* EXERCISE INPUTS
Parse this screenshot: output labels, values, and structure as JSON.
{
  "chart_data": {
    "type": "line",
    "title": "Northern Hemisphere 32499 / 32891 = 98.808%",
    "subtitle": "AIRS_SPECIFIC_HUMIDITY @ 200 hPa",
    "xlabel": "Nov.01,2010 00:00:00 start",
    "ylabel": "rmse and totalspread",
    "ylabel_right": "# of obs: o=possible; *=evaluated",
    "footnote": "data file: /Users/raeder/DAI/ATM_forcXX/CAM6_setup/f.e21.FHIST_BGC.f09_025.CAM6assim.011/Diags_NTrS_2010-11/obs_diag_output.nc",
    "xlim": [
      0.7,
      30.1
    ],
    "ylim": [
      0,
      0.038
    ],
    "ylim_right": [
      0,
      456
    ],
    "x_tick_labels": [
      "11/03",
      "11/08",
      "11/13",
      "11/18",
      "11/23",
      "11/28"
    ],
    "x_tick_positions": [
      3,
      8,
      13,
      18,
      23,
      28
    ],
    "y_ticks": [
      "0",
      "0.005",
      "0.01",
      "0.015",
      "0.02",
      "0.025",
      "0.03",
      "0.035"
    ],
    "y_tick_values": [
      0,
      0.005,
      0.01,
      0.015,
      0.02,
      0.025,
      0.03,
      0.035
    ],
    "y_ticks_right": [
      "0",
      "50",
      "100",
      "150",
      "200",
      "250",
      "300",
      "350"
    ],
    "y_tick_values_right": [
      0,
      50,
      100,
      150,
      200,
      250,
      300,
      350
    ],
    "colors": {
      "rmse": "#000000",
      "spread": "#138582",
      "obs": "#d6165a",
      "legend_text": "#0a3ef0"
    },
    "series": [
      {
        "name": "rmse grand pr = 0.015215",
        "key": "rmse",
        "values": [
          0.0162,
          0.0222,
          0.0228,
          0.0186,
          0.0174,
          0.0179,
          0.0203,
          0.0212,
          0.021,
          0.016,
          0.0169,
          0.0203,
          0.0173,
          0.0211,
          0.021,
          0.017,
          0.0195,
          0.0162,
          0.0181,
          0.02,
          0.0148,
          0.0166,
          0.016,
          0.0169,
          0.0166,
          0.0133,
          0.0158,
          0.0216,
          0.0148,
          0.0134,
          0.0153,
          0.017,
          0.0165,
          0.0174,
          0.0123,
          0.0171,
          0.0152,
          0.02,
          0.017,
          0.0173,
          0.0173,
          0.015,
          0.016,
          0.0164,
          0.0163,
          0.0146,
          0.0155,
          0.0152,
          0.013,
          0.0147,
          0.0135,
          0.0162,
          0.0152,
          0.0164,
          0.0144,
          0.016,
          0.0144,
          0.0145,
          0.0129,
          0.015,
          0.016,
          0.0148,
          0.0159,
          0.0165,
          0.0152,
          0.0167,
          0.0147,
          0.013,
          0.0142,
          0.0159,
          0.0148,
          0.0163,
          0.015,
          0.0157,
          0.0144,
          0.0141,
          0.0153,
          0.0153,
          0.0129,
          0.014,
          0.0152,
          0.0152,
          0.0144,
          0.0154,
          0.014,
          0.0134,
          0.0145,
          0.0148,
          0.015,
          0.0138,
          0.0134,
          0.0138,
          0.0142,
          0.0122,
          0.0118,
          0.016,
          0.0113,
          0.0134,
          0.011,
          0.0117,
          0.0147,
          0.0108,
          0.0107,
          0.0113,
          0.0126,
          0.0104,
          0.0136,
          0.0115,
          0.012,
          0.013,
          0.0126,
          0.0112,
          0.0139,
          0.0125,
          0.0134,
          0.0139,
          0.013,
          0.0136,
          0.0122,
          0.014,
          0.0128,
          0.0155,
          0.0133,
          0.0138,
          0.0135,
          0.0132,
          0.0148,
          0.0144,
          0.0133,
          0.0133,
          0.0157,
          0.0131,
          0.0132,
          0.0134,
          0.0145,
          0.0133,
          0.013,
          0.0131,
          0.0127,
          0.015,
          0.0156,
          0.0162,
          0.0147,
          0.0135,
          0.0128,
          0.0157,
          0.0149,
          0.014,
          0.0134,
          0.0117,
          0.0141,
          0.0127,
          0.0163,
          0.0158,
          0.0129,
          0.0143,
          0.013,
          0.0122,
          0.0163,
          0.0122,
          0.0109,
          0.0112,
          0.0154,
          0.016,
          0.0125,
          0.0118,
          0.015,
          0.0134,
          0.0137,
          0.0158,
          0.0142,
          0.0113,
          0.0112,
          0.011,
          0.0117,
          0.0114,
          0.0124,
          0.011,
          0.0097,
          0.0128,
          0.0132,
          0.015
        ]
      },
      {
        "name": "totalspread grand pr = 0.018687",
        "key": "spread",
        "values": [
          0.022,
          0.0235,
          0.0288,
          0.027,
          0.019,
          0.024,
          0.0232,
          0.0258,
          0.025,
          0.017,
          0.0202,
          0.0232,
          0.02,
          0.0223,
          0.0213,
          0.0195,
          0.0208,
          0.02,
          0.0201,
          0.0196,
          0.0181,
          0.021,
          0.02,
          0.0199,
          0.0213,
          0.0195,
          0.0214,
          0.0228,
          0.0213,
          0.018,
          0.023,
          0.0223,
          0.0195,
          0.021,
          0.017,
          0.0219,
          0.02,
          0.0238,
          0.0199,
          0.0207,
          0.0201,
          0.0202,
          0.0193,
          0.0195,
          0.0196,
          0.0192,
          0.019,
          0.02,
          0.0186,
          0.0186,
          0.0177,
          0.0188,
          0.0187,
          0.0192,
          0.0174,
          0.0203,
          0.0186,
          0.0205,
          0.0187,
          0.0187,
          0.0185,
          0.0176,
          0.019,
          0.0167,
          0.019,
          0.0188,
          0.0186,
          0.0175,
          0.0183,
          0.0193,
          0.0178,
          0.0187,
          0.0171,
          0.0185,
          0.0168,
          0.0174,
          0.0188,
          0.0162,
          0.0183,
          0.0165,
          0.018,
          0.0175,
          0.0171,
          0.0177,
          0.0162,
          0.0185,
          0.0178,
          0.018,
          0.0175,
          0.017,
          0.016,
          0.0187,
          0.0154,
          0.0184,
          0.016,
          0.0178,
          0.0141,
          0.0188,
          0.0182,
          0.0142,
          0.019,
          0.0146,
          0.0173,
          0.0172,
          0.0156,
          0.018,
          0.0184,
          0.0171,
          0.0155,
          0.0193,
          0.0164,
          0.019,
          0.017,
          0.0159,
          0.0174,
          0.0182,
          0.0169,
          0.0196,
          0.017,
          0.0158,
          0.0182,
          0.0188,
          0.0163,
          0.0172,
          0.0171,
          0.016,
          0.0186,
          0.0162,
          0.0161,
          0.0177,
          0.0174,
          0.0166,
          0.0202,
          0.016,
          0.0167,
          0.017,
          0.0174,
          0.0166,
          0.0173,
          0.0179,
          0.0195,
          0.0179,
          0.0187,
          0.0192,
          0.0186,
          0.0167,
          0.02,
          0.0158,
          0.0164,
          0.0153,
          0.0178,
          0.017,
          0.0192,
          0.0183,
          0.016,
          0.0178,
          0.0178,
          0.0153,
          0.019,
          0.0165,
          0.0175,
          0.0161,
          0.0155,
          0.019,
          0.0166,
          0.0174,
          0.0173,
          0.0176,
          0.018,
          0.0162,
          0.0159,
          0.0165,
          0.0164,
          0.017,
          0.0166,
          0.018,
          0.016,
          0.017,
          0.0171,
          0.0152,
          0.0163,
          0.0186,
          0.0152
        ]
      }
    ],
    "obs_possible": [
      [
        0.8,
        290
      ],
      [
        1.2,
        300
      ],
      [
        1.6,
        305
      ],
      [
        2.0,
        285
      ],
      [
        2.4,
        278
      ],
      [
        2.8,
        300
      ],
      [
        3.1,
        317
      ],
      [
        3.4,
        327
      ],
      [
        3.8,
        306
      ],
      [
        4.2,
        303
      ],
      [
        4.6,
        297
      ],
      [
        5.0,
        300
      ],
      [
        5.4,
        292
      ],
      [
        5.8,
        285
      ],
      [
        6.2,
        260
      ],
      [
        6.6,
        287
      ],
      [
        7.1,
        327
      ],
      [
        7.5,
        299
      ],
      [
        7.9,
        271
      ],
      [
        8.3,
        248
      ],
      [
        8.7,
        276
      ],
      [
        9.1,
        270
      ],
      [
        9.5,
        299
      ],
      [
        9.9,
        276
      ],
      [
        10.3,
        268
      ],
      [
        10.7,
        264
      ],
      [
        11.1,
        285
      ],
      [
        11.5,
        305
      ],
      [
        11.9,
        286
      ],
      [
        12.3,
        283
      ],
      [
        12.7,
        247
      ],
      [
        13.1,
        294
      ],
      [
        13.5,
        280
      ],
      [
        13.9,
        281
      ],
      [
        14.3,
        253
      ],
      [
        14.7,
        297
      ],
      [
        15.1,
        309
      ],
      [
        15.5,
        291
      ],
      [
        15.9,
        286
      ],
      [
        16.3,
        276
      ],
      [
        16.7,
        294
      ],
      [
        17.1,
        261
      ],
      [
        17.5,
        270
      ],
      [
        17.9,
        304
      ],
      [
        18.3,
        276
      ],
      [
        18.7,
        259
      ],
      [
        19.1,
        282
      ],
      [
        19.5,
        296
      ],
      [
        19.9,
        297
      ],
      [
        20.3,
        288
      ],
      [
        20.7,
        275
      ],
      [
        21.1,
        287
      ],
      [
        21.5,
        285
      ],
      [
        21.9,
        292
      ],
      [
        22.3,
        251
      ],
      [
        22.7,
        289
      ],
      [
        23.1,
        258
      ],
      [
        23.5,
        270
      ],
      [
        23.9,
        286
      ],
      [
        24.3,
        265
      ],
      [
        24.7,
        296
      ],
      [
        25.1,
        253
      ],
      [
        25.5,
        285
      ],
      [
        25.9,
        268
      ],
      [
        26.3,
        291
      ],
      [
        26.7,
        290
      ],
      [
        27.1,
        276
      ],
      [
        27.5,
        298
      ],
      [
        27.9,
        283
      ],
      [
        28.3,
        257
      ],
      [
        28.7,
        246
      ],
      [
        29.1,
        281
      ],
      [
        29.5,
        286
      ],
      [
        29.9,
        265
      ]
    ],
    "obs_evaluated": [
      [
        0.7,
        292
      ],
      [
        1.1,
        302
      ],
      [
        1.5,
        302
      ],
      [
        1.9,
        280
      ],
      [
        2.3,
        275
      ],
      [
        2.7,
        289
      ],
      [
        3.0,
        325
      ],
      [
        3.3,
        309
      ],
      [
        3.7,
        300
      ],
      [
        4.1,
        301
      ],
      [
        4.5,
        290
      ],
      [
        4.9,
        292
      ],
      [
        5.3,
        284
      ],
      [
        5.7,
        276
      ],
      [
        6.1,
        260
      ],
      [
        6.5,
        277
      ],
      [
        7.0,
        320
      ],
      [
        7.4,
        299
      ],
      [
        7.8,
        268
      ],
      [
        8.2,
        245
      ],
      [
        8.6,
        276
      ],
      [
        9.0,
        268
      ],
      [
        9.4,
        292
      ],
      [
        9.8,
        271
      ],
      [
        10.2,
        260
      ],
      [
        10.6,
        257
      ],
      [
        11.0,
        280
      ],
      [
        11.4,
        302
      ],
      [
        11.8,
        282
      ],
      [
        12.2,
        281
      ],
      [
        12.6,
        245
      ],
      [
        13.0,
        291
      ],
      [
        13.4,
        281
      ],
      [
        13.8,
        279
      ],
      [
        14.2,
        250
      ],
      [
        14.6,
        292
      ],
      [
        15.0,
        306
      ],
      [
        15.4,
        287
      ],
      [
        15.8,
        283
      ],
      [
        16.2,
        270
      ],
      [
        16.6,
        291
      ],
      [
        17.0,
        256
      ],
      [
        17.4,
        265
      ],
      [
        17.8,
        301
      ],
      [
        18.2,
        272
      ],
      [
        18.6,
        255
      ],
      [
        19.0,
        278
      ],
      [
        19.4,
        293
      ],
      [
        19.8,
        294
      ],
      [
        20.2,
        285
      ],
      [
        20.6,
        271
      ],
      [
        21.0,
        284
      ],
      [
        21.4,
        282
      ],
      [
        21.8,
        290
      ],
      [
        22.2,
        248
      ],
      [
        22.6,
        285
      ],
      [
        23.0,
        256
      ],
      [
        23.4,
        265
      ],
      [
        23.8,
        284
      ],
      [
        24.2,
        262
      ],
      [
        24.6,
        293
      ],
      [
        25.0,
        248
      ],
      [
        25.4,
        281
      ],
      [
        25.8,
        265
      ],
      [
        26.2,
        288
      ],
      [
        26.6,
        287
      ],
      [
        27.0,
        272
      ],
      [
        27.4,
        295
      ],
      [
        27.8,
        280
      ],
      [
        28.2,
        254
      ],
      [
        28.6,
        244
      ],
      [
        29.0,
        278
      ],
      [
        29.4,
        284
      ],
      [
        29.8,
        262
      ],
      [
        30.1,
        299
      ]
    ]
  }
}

* SHORT EXERCISE
Report the number of lines that contain "grand", with no other words.

* EXERCISE RESPONSE
2